| Exercise aim |
Reproduce the following material line for line, without altering anything.

Element box annotations:

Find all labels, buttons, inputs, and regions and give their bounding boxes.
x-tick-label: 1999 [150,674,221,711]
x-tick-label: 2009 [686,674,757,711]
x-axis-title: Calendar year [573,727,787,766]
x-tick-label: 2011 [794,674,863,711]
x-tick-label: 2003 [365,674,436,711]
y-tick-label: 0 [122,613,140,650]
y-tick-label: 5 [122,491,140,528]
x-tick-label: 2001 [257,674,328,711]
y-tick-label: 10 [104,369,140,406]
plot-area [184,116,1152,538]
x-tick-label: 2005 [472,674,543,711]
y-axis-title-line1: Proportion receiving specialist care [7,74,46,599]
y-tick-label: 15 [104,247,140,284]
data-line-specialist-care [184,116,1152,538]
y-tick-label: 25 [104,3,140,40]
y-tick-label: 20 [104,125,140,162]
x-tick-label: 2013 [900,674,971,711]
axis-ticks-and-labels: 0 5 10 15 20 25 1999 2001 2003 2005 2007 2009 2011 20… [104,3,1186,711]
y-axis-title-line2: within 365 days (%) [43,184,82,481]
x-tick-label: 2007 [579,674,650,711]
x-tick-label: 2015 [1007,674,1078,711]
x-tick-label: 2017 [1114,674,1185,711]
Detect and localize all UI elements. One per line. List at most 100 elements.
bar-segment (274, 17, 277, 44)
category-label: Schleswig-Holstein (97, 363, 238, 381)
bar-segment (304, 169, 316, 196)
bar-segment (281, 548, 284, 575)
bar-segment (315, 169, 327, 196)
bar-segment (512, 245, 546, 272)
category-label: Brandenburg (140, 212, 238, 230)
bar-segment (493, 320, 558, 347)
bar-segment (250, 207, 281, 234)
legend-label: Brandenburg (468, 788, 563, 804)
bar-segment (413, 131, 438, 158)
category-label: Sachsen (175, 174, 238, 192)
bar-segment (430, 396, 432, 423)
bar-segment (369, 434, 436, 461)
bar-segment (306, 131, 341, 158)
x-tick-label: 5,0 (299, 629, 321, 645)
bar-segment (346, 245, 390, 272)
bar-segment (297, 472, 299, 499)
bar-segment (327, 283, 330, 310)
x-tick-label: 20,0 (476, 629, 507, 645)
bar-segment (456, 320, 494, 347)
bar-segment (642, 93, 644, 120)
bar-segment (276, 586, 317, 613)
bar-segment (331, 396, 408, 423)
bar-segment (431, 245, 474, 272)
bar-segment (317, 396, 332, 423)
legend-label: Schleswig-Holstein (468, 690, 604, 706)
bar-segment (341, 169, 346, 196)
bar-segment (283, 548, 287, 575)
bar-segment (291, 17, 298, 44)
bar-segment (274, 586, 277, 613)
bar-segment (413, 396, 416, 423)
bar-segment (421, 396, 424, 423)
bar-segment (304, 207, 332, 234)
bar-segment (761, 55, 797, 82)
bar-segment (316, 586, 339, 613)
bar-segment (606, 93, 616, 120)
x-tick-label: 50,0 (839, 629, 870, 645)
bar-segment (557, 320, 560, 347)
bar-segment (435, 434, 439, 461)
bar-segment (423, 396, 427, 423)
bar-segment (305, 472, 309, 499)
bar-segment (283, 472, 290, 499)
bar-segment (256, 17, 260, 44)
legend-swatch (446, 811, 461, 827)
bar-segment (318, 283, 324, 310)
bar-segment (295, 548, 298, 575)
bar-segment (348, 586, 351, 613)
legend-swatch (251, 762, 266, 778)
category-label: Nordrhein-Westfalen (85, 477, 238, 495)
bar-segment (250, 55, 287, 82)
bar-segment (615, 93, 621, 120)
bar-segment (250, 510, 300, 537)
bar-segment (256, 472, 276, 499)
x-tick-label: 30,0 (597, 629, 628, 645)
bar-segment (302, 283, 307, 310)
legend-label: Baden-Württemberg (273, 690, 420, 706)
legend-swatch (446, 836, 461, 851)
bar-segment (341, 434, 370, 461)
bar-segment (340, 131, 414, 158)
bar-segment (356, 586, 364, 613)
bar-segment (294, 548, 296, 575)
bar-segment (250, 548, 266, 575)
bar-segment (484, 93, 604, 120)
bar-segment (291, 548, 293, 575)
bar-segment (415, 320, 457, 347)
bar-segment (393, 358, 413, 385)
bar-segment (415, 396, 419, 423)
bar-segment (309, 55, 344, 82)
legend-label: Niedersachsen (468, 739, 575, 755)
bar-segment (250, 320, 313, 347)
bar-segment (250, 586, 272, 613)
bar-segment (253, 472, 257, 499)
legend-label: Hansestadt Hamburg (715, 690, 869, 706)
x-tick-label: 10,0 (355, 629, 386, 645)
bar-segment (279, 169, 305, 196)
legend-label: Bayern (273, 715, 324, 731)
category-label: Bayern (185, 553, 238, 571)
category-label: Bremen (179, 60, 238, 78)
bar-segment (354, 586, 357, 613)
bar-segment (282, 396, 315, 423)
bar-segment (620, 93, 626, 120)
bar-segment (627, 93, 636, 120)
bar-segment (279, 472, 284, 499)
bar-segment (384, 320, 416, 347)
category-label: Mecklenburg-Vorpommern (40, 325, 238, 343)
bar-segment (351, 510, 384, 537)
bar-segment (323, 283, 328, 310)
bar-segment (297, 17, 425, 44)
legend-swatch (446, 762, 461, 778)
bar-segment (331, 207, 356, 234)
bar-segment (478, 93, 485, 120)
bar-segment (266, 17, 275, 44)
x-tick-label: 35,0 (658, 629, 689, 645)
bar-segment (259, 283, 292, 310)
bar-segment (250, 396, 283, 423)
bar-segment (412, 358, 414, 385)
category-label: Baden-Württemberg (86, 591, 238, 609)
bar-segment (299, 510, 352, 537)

| Result |
Find all labels, buttons, inputs, and regions and give their bounding boxes.
x-tick-label: 1999 [150,674,221,711]
x-tick-label: 2009 [686,674,757,711]
x-axis-title: Calendar year [573,727,787,766]
x-tick-label: 2011 [794,674,863,711]
x-tick-label: 2003 [365,674,436,711]
y-tick-label: 0 [122,613,140,650]
y-tick-label: 5 [122,491,140,528]
x-tick-label: 2001 [257,674,328,711]
y-tick-label: 10 [104,369,140,406]
plot-area [184,116,1152,538]
x-tick-label: 2005 [472,674,543,711]
y-axis-title-line1: Proportion receiving specialist care [7,74,46,599]
y-tick-label: 15 [104,247,140,284]
data-line-specialist-care [184,116,1152,538]
y-tick-label: 25 [104,3,140,40]
y-tick-label: 20 [104,125,140,162]
x-tick-label: 2013 [900,674,971,711]
axis-ticks-and-labels: 0 5 10 15 20 25 1999 2001 2003 2005 2007 2009 2011 20… [104,3,1186,711]
y-axis-title-line2: within 365 days (%) [43,184,82,481]
x-tick-label: 2007 [579,674,650,711]
x-tick-label: 2015 [1007,674,1078,711]
x-tick-label: 2017 [1114,674,1185,711]
Detect and localize all UI elements. One per line. List at most 100 elements.
bar-segment (274, 17, 277, 44)
category-label: Schleswig-Holstein (97, 363, 238, 381)
bar-segment (304, 169, 316, 196)
bar-segment (281, 548, 284, 575)
bar-segment (315, 169, 327, 196)
bar-segment (512, 245, 546, 272)
category-label: Brandenburg (140, 212, 238, 230)
bar-segment (493, 320, 558, 347)
bar-segment (250, 207, 281, 234)
legend-label: Brandenburg (468, 788, 563, 804)
bar-segment (413, 131, 438, 158)
category-label: Sachsen (175, 174, 238, 192)
bar-segment (430, 396, 432, 423)
bar-segment (369, 434, 436, 461)
bar-segment (306, 131, 341, 158)
x-tick-label: 5,0 (299, 629, 321, 645)
bar-segment (346, 245, 390, 272)
bar-segment (297, 472, 299, 499)
bar-segment (327, 283, 330, 310)
x-tick-label: 20,0 (476, 629, 507, 645)
bar-segment (456, 320, 494, 347)
bar-segment (642, 93, 644, 120)
bar-segment (276, 586, 317, 613)
bar-segment (331, 396, 408, 423)
bar-segment (431, 245, 474, 272)
bar-segment (317, 396, 332, 423)
legend-label: Schleswig-Holstein (468, 690, 604, 706)
bar-segment (341, 169, 346, 196)
bar-segment (283, 548, 287, 575)
bar-segment (291, 17, 298, 44)
bar-segment (274, 586, 277, 613)
bar-segment (413, 396, 416, 423)
bar-segment (421, 396, 424, 423)
bar-segment (304, 207, 332, 234)
bar-segment (761, 55, 797, 82)
bar-segment (316, 586, 339, 613)
bar-segment (606, 93, 616, 120)
x-tick-label: 50,0 (839, 629, 870, 645)
bar-segment (557, 320, 560, 347)
bar-segment (435, 434, 439, 461)
bar-segment (423, 396, 427, 423)
bar-segment (305, 472, 309, 499)
bar-segment (283, 472, 290, 499)
bar-segment (256, 17, 260, 44)
legend-swatch (446, 811, 461, 827)
bar-segment (318, 283, 324, 310)
bar-segment (295, 548, 298, 575)
bar-segment (348, 586, 351, 613)
legend-swatch (251, 762, 266, 778)
category-label: Nordrhein-Westfalen (85, 477, 238, 495)
bar-segment (250, 55, 287, 82)
bar-segment (615, 93, 621, 120)
bar-segment (250, 510, 300, 537)
bar-segment (256, 472, 276, 499)
x-tick-label: 30,0 (597, 629, 628, 645)
bar-segment (302, 283, 307, 310)
legend-label: Baden-Württemberg (273, 690, 420, 706)
legend-swatch (446, 836, 461, 851)
bar-segment (341, 434, 370, 461)
bar-segment (340, 131, 414, 158)
bar-segment (356, 586, 364, 613)
bar-segment (294, 548, 296, 575)
bar-segment (250, 548, 266, 575)
bar-segment (484, 93, 604, 120)
bar-segment (291, 548, 293, 575)
bar-segment (415, 320, 457, 347)
bar-segment (393, 358, 413, 385)
bar-segment (415, 396, 419, 423)
bar-segment (309, 55, 344, 82)
legend-label: Niedersachsen (468, 739, 575, 755)
bar-segment (250, 320, 313, 347)
bar-segment (250, 586, 272, 613)
bar-segment (253, 472, 257, 499)
legend-label: Hansestadt Hamburg (715, 690, 869, 706)
x-tick-label: 10,0 (355, 629, 386, 645)
bar-segment (279, 169, 305, 196)
legend-label: Bayern (273, 715, 324, 731)
category-label: Bayern (185, 553, 238, 571)
category-label: Bremen (179, 60, 238, 78)
bar-segment (354, 586, 357, 613)
bar-segment (282, 396, 315, 423)
bar-segment (620, 93, 626, 120)
bar-segment (627, 93, 636, 120)
bar-segment (279, 472, 284, 499)
bar-segment (384, 320, 416, 347)
category-label: Mecklenburg-Vorpommern (40, 325, 238, 343)
bar-segment (351, 510, 384, 537)
bar-segment (323, 283, 328, 310)
bar-segment (297, 17, 425, 44)
legend-swatch (446, 762, 461, 778)
bar-segment (331, 207, 356, 234)
bar-segment (478, 93, 485, 120)
bar-segment (266, 17, 275, 44)
x-tick-label: 35,0 (658, 629, 689, 645)
bar-segment (259, 283, 292, 310)
bar-segment (250, 396, 283, 423)
bar-segment (412, 358, 414, 385)
category-label: Baden-Württemberg (86, 591, 238, 609)
bar-segment (299, 510, 352, 537)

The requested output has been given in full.